━━━━━ Material provided ━━━━━

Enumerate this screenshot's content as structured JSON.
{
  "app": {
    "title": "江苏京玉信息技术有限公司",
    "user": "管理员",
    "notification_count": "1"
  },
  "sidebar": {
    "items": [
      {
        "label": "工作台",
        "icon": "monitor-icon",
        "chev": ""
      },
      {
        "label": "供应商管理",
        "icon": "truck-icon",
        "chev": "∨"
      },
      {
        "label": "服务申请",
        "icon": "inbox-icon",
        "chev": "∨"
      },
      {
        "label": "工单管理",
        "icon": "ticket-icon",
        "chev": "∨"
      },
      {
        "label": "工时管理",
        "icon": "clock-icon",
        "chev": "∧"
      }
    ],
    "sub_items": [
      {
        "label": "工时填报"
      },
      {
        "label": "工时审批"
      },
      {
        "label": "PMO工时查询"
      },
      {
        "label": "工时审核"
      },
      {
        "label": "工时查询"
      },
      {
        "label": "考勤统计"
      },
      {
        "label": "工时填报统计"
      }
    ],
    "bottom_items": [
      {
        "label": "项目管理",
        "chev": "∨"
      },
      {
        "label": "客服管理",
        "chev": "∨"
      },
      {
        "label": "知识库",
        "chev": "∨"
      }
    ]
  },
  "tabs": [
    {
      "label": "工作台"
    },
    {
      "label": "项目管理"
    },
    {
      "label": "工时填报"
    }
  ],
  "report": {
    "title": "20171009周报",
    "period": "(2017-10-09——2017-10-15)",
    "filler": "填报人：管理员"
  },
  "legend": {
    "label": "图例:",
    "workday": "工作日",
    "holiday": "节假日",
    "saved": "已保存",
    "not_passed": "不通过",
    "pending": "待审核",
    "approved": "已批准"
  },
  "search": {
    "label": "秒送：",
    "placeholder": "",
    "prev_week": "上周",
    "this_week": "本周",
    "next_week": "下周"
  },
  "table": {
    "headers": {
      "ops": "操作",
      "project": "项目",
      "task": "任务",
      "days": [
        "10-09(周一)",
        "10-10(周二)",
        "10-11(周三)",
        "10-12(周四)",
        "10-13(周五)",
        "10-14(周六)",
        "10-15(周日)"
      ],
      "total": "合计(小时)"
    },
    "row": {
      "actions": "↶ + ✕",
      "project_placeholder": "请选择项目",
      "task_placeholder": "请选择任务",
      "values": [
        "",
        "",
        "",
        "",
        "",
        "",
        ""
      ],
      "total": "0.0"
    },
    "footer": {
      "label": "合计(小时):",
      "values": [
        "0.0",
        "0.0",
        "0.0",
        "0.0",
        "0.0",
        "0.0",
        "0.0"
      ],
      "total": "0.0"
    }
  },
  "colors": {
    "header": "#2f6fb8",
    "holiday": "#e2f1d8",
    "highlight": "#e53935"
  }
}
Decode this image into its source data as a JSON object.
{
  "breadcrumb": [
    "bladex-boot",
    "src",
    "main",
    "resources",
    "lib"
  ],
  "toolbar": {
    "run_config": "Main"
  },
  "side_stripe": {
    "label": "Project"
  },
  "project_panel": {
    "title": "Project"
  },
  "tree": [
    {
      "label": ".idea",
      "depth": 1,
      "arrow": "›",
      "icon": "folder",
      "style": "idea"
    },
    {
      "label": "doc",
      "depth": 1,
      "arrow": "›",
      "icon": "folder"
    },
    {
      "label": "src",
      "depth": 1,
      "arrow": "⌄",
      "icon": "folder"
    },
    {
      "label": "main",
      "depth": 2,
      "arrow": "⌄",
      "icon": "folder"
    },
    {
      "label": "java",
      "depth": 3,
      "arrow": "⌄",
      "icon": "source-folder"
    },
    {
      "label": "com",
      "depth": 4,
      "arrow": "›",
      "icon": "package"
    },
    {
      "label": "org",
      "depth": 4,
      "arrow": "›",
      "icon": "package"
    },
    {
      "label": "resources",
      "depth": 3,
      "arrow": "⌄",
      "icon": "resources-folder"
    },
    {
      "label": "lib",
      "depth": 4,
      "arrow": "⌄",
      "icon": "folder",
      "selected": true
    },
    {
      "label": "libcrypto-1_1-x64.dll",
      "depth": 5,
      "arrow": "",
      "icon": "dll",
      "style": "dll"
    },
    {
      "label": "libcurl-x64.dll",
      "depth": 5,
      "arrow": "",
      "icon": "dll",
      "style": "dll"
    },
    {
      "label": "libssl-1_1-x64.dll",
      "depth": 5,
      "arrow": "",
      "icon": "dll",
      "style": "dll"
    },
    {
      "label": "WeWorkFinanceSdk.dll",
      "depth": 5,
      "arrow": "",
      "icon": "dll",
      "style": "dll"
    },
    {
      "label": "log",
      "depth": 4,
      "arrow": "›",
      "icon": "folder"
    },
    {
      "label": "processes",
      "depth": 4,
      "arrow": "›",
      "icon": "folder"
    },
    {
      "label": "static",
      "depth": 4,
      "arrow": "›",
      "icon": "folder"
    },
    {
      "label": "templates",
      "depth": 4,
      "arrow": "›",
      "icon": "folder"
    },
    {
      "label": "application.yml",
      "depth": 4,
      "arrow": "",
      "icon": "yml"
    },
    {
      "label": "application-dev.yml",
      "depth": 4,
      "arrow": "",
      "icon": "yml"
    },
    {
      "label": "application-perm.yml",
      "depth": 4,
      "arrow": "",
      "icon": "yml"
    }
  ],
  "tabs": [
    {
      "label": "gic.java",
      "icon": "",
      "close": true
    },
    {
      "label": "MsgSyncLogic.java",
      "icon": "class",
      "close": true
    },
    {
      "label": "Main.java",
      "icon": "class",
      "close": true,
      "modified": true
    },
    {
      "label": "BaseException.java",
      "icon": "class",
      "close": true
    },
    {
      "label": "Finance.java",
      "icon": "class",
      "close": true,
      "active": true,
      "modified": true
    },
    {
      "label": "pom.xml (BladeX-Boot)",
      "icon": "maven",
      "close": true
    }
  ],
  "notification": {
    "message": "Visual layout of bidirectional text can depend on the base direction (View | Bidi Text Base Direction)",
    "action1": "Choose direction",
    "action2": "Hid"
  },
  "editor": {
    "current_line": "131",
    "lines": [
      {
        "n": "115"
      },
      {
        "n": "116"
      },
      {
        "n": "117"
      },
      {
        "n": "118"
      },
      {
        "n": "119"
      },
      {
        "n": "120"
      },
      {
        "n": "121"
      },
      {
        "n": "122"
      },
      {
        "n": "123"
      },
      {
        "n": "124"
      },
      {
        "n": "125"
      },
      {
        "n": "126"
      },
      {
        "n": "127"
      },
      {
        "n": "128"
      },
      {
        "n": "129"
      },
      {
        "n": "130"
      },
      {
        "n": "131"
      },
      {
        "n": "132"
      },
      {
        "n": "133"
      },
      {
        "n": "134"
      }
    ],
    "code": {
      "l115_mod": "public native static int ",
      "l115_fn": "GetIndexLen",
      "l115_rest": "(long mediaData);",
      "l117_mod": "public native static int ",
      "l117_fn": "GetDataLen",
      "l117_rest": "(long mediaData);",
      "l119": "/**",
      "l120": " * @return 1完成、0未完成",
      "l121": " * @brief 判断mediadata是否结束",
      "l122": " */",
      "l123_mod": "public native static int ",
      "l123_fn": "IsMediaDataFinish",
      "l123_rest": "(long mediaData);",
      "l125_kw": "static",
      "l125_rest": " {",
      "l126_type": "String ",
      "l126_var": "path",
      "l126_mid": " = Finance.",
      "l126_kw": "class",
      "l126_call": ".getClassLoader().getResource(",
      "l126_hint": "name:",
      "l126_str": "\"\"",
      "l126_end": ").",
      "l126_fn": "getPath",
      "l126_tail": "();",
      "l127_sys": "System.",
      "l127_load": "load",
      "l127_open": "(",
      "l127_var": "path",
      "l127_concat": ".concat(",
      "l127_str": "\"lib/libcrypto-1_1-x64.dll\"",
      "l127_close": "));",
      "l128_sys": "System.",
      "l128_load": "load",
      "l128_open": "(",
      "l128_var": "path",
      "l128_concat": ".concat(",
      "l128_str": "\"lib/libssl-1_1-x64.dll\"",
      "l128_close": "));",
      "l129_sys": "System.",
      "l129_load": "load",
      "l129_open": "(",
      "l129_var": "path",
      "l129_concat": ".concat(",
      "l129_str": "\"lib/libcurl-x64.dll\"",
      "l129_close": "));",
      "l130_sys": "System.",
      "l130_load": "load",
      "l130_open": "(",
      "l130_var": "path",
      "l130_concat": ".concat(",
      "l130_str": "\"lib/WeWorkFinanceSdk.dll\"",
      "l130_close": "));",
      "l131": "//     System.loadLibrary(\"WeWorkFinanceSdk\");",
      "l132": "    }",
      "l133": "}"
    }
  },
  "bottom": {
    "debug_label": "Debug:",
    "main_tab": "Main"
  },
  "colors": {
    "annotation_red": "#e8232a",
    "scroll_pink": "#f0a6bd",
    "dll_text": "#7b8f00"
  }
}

━━━━━

» Request
Collect, from the material above, every line containing the word "libcurl".

» Solution for this exercise
      "label": "libcurl-x64.dll",
      "l129_str": "\"lib/libcurl-x64.dll\"",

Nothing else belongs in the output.